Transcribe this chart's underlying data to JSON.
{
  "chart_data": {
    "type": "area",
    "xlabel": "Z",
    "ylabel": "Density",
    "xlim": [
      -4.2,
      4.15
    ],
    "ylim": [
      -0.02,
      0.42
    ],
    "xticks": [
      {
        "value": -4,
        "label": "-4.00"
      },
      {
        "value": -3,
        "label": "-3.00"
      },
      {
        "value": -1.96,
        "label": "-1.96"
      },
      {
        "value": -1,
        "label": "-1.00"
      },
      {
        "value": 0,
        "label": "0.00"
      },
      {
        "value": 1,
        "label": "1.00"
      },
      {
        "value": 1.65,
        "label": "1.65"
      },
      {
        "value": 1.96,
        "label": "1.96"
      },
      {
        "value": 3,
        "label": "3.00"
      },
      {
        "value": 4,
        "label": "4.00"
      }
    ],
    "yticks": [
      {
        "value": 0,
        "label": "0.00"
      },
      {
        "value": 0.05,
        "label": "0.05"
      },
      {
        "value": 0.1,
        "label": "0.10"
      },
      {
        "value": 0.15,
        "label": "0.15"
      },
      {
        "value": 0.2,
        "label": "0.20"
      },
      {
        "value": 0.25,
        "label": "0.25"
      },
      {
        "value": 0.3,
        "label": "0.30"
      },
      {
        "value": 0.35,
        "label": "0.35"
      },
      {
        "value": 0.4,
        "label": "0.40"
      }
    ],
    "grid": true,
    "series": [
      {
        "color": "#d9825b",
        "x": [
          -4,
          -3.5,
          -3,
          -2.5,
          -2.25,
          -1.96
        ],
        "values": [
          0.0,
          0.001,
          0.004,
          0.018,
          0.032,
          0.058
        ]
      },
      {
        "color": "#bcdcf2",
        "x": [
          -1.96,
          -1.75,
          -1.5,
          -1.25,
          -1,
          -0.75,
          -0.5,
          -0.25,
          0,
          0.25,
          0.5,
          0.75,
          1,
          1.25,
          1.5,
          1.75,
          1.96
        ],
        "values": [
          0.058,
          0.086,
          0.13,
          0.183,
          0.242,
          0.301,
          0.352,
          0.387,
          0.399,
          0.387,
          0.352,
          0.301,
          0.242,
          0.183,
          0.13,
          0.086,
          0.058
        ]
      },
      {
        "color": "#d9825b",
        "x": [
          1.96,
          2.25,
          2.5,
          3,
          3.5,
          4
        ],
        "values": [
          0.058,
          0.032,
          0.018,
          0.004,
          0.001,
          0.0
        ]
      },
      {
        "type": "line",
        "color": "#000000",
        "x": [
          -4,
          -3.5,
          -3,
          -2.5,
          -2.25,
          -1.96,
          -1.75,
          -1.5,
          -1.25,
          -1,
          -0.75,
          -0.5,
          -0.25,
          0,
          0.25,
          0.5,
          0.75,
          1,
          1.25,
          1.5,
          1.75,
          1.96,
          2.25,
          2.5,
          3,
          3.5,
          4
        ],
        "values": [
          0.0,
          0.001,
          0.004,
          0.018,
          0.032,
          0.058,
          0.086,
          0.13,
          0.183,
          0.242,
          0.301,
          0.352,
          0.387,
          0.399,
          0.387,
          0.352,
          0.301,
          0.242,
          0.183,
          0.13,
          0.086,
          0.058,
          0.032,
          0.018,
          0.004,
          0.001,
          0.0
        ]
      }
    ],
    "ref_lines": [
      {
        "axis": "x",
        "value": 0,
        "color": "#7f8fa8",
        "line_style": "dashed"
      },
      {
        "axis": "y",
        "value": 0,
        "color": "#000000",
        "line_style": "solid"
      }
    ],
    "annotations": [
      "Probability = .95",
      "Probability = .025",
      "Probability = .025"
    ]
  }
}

- - - -

Extract the full listing above without alteration.

Transcribe this chart's underlying data to JSON.
{
  "chart_data": {
    "type": "area",
    "xlabel": "Z",
    "ylabel": "Density",
    "xlim": [
      -4.2,
      4.15
    ],
    "ylim": [
      -0.02,
      0.42
    ],
    "xticks": [
      {
        "value": -4,
        "label": "-4.00"
      },
      {
        "value": -3,
        "label": "-3.00"
      },
      {
        "value": -1.96,
        "label": "-1.96"
      },
      {
        "value": -1,
        "label": "-1.00"
      },
      {
        "value": 0,
        "label": "0.00"
      },
      {
        "value": 1,
        "label": "1.00"
      },
      {
        "value": 1.65,
        "label": "1.65"
      },
      {
        "value": 1.96,
        "label": "1.96"
      },
      {
        "value": 3,
        "label": "3.00"
      },
      {
        "value": 4,
        "label": "4.00"
      }
    ],
    "yticks": [
      {
        "value": 0,
        "label": "0.00"
      },
      {
        "value": 0.05,
        "label": "0.05"
      },
      {
        "value": 0.1,
        "label": "0.10"
      },
      {
        "value": 0.15,
        "label": "0.15"
      },
      {
        "value": 0.2,
        "label": "0.20"
      },
      {
        "value": 0.25,
        "label": "0.25"
      },
      {
        "value": 0.3,
        "label": "0.30"
      },
      {
        "value": 0.35,
        "label": "0.35"
      },
      {
        "value": 0.4,
        "label": "0.40"
      }
    ],
    "grid": true,
    "series": [
      {
        "color": "#d9825b",
        "x": [
          -4,
          -3.5,
          -3,
          -2.5,
          -2.25,
          -1.96
        ],
        "values": [
          0.0,
          0.001,
          0.004,
          0.018,
          0.032,
          0.058
        ]
      },
      {
        "color": "#bcdcf2",
        "x": [
          -1.96,
          -1.75,
          -1.5,
          -1.25,
          -1,
          -0.75,
          -0.5,
          -0.25,
          0,
          0.25,
          0.5,
          0.75,
          1,
          1.25,
          1.5,
          1.75,
          1.96
        ],
        "values": [
          0.058,
          0.086,
          0.13,
          0.183,
          0.242,
          0.301,
          0.352,
          0.387,
          0.399,
          0.387,
          0.352,
          0.301,
          0.242,
          0.183,
          0.13,
          0.086,
          0.058
        ]
      },
      {
        "color": "#d9825b",
        "x": [
          1.96,
          2.25,
          2.5,
          3,
          3.5,
          4
        ],
        "values": [
          0.058,
          0.032,
          0.018,
          0.004,
          0.001,
          0.0
        ]
      },
      {
        "type": "line",
        "color": "#000000",
        "x": [
          -4,
          -3.5,
          -3,
          -2.5,
          -2.25,
          -1.96,
          -1.75,
          -1.5,
          -1.25,
          -1,
          -0.75,
          -0.5,
          -0.25,
          0,
          0.25,
          0.5,
          0.75,
          1,
          1.25,
          1.5,
          1.75,
          1.96,
          2.25,
          2.5,
          3,
          3.5,
          4
        ],
        "values": [
          0.0,
          0.001,
          0.004,
          0.018,
          0.032,
          0.058,
          0.086,
          0.13,
          0.183,
          0.242,
          0.301,
          0.352,
          0.387,
          0.399,
          0.387,
          0.352,
          0.301,
          0.242,
          0.183,
          0.13,
          0.086,
          0.058,
          0.032,
          0.018,
          0.004,
          0.001,
          0.0
        ]
      }
    ],
    "ref_lines": [
      {
        "axis": "x",
        "value": 0,
        "color": "#7f8fa8",
        "line_style": "dashed"
      },
      {
        "axis": "y",
        "value": 0,
        "color": "#000000",
        "line_style": "solid"
      }
    ],
    "annotations": [
      "Probability = .95",
      "Probability = .025",
      "Probability = .025"
    ]
  }
}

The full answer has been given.